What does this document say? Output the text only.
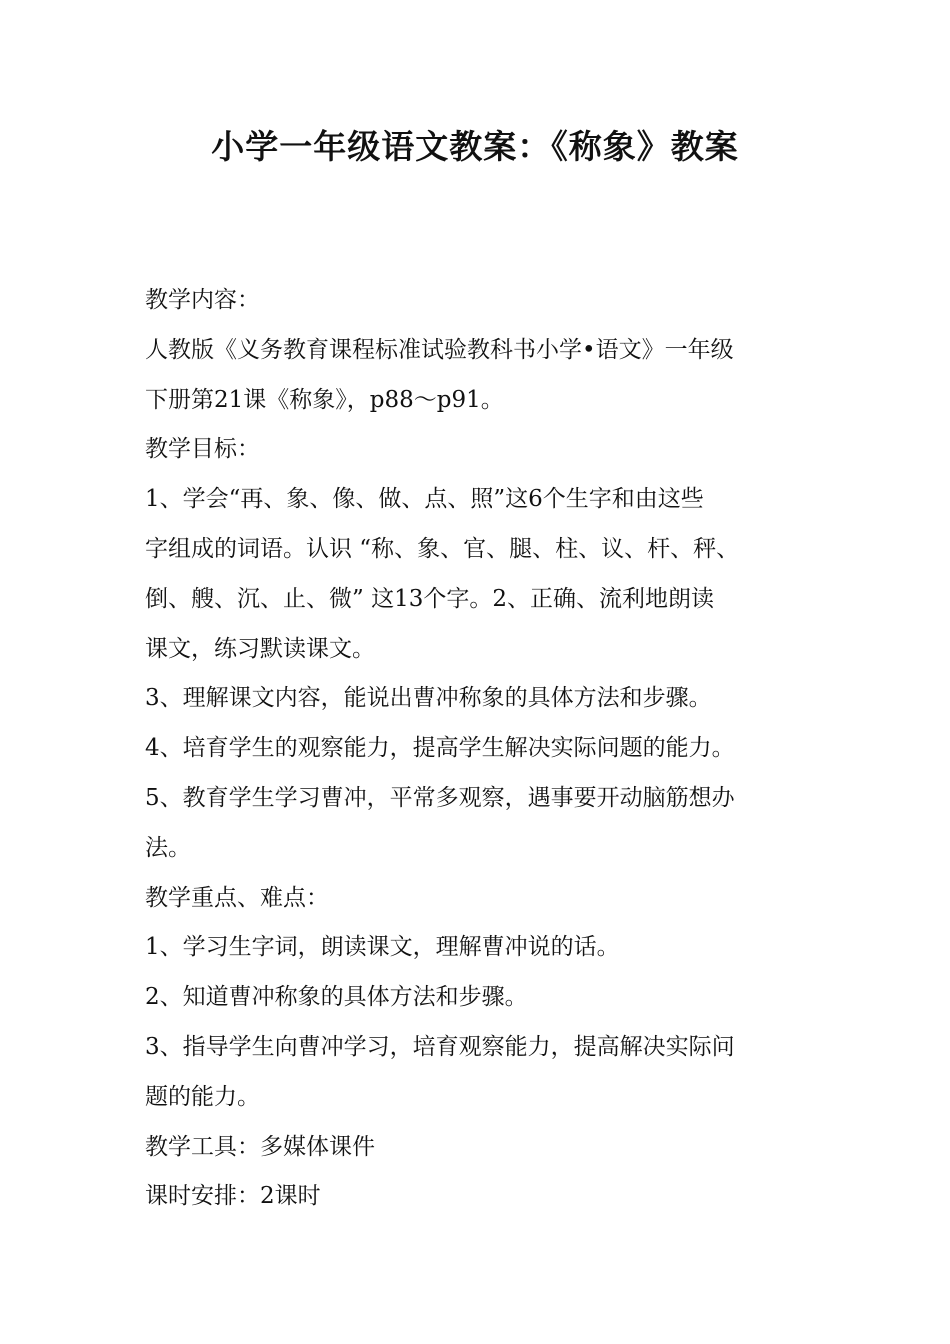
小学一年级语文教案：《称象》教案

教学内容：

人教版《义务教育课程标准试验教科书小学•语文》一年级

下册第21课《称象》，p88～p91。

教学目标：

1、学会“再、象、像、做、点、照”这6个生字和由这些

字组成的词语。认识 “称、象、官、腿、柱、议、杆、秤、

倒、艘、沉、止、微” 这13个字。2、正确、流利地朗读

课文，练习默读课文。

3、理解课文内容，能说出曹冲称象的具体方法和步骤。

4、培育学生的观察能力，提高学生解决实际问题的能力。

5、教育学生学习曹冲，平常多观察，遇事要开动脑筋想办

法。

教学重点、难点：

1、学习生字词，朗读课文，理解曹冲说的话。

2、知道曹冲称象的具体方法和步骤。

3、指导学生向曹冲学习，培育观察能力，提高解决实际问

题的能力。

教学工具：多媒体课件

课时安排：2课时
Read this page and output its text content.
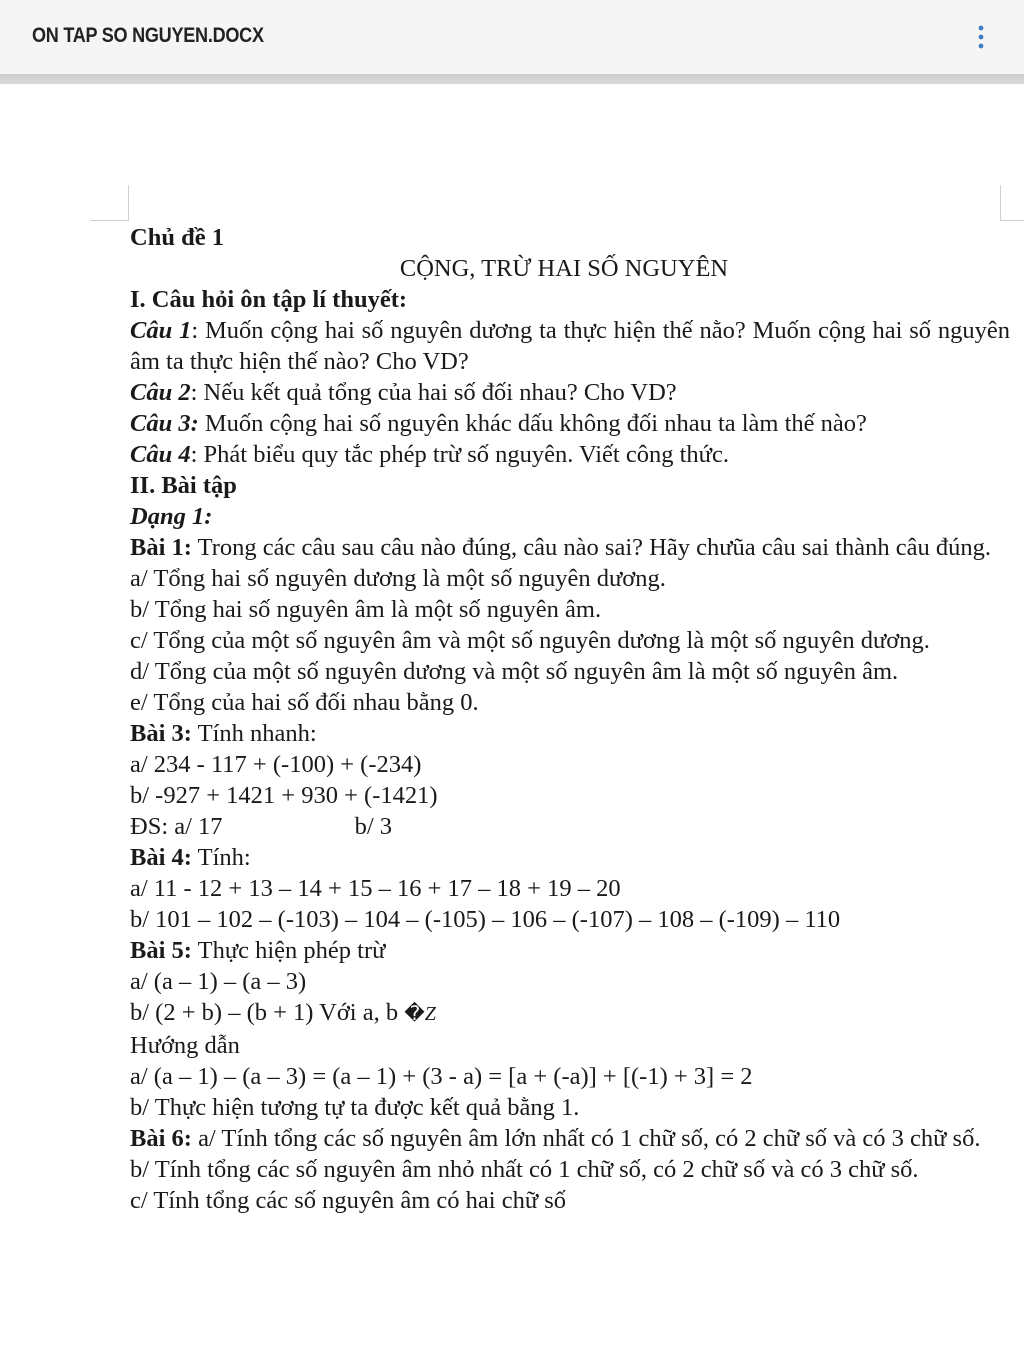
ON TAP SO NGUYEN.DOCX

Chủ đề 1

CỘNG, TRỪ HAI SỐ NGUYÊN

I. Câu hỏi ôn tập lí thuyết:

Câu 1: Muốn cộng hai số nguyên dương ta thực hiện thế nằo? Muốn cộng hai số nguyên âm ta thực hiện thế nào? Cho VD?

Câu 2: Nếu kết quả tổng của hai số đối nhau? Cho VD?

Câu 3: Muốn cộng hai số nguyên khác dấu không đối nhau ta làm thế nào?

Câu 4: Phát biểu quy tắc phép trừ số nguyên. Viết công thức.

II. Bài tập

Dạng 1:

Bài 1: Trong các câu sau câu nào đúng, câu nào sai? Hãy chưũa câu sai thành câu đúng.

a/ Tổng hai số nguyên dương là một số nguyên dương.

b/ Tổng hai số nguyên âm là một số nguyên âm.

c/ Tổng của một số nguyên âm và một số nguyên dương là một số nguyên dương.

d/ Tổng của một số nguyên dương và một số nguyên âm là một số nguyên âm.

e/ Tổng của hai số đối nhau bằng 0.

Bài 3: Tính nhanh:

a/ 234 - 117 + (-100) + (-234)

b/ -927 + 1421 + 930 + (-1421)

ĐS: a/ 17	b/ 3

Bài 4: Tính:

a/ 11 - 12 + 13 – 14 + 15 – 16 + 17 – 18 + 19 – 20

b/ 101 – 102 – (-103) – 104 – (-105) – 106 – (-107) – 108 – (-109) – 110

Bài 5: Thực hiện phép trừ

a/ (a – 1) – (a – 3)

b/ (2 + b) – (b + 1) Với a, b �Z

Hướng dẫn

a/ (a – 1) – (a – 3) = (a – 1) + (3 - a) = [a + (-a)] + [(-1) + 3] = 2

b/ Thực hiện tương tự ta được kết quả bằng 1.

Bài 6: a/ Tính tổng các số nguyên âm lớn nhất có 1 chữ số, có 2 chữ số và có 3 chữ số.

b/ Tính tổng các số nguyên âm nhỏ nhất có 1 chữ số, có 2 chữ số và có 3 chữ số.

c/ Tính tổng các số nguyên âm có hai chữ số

--

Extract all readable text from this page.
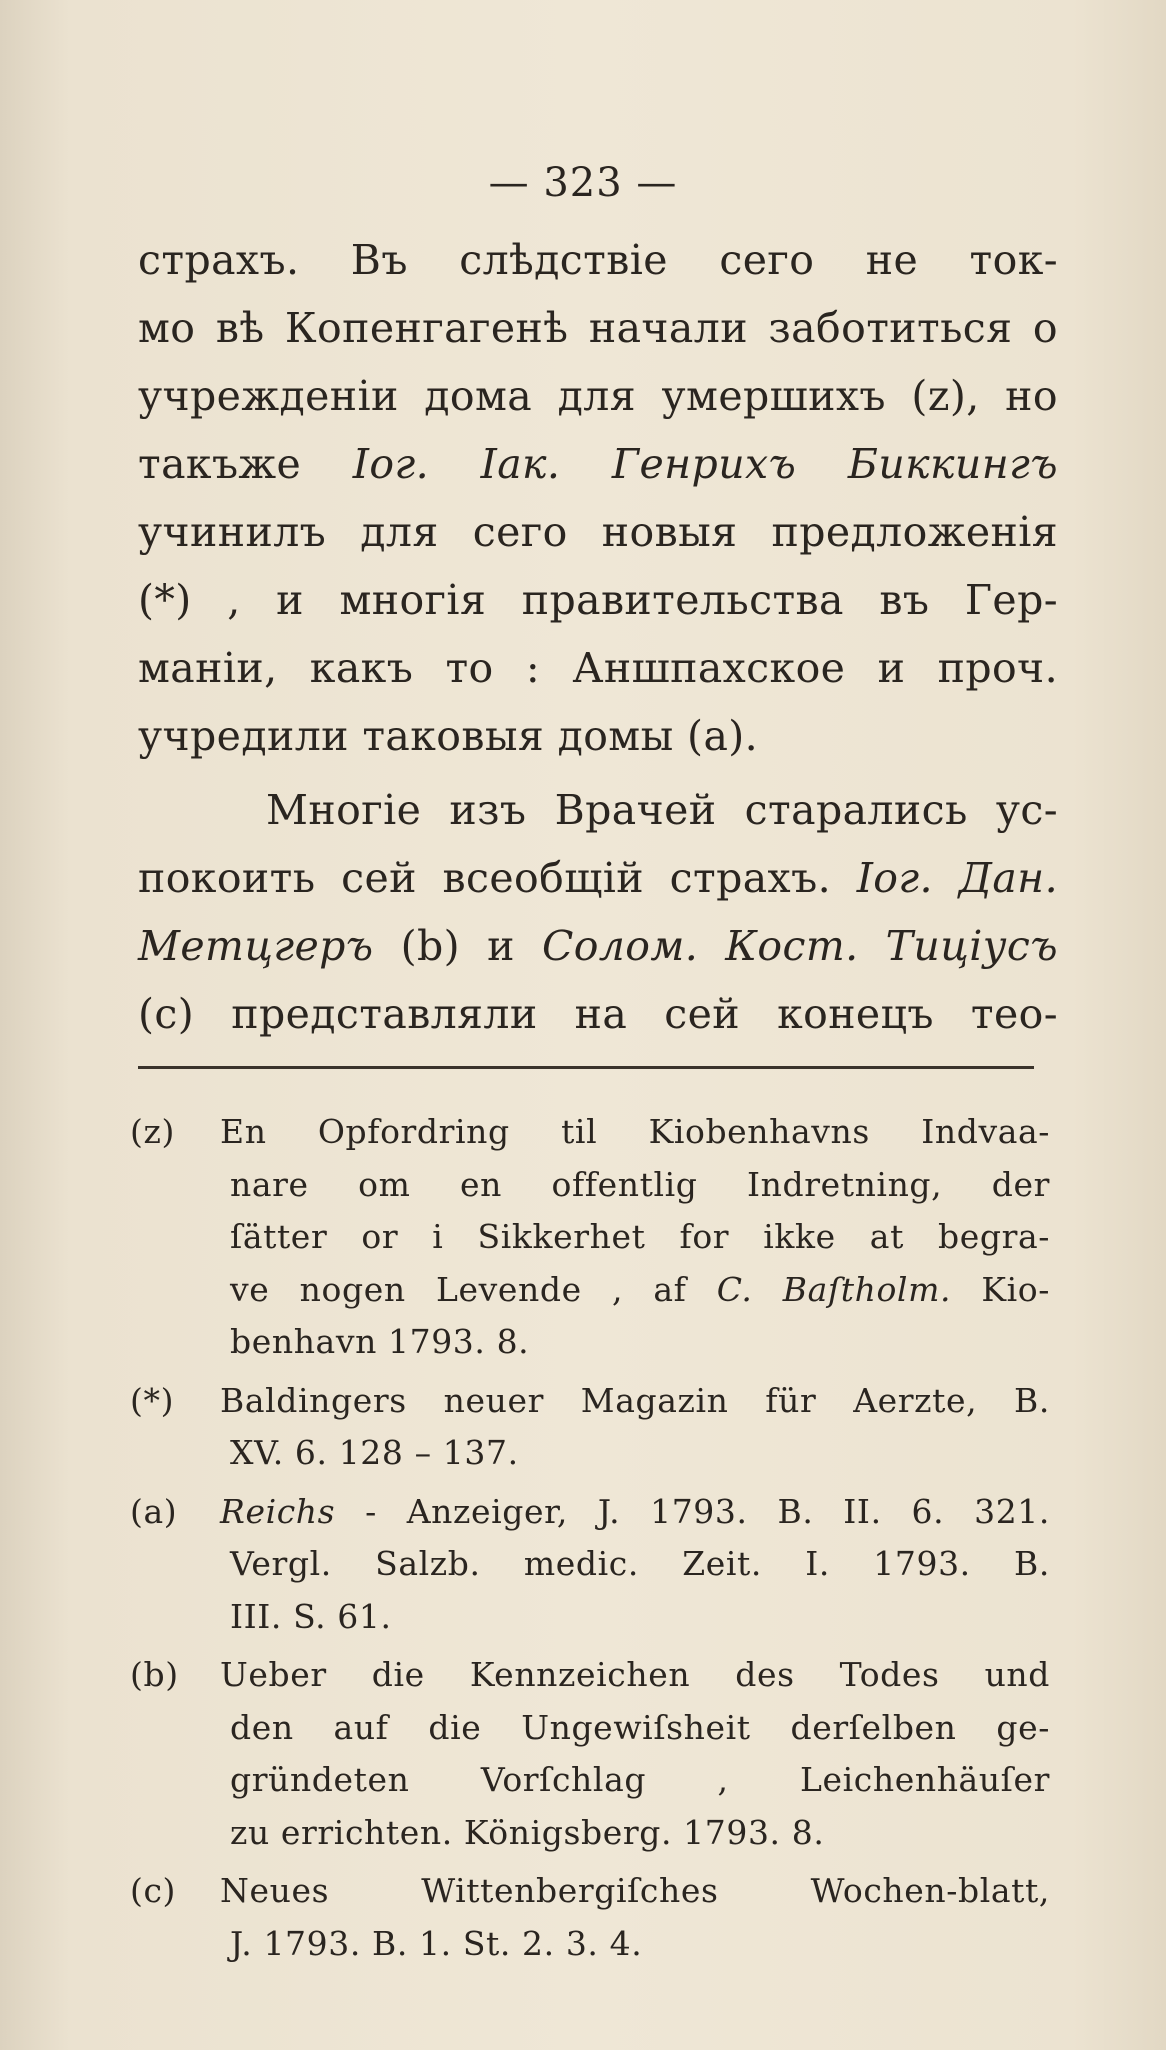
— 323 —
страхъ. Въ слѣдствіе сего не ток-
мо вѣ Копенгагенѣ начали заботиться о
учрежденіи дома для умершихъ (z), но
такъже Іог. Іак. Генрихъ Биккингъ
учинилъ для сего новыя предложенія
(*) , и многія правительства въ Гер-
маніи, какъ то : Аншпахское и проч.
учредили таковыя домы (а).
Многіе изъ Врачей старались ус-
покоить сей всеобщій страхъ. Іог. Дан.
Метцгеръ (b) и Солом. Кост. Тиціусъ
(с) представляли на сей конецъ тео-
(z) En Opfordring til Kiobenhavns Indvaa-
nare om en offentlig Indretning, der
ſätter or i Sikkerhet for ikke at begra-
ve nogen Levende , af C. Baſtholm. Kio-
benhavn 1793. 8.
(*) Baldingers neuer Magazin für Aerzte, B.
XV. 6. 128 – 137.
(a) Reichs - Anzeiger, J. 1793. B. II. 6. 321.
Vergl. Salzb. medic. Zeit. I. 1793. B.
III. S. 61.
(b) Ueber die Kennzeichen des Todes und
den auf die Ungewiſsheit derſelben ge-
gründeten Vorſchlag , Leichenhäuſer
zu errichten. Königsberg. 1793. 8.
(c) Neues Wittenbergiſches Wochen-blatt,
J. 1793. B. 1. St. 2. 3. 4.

==

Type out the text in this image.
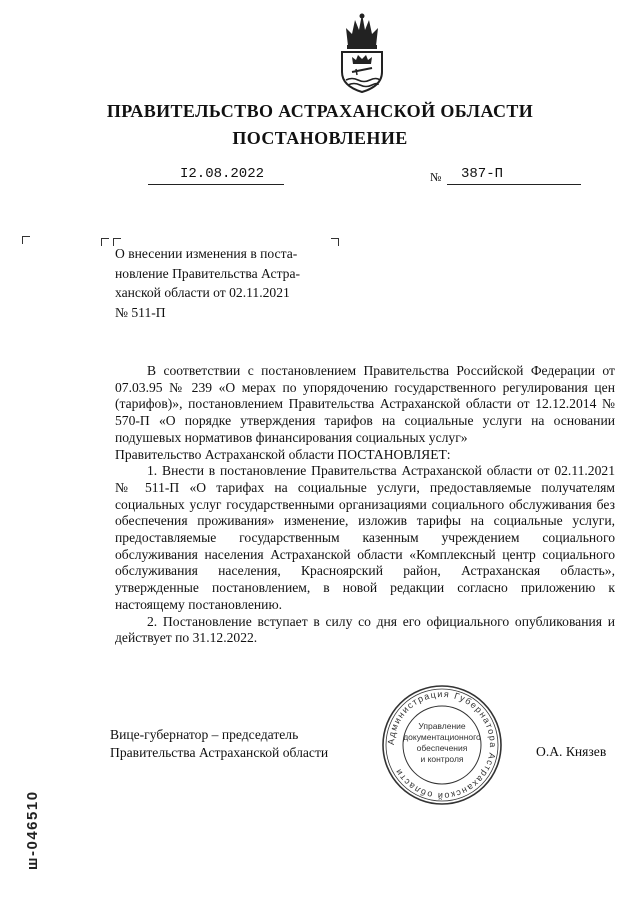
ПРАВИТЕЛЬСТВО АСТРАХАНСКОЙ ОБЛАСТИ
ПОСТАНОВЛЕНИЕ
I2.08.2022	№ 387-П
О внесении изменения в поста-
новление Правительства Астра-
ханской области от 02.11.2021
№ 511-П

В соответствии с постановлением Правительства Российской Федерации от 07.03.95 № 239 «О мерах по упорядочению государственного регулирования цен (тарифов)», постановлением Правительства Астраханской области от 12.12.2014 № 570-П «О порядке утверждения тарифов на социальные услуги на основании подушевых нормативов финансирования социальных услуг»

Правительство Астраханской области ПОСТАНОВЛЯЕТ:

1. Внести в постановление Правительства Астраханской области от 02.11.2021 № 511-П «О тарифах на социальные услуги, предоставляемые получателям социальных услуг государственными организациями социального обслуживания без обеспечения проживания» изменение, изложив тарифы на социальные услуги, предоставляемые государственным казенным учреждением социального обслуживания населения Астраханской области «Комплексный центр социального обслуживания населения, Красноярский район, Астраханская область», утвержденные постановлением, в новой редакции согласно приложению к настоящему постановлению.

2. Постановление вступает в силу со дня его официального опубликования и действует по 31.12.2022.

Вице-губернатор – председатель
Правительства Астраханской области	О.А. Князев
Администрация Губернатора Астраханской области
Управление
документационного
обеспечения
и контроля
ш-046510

▶ Your goal: Say how many lines in the entries contain the string "dương", and leave out everything else.

▶ Written reply: 4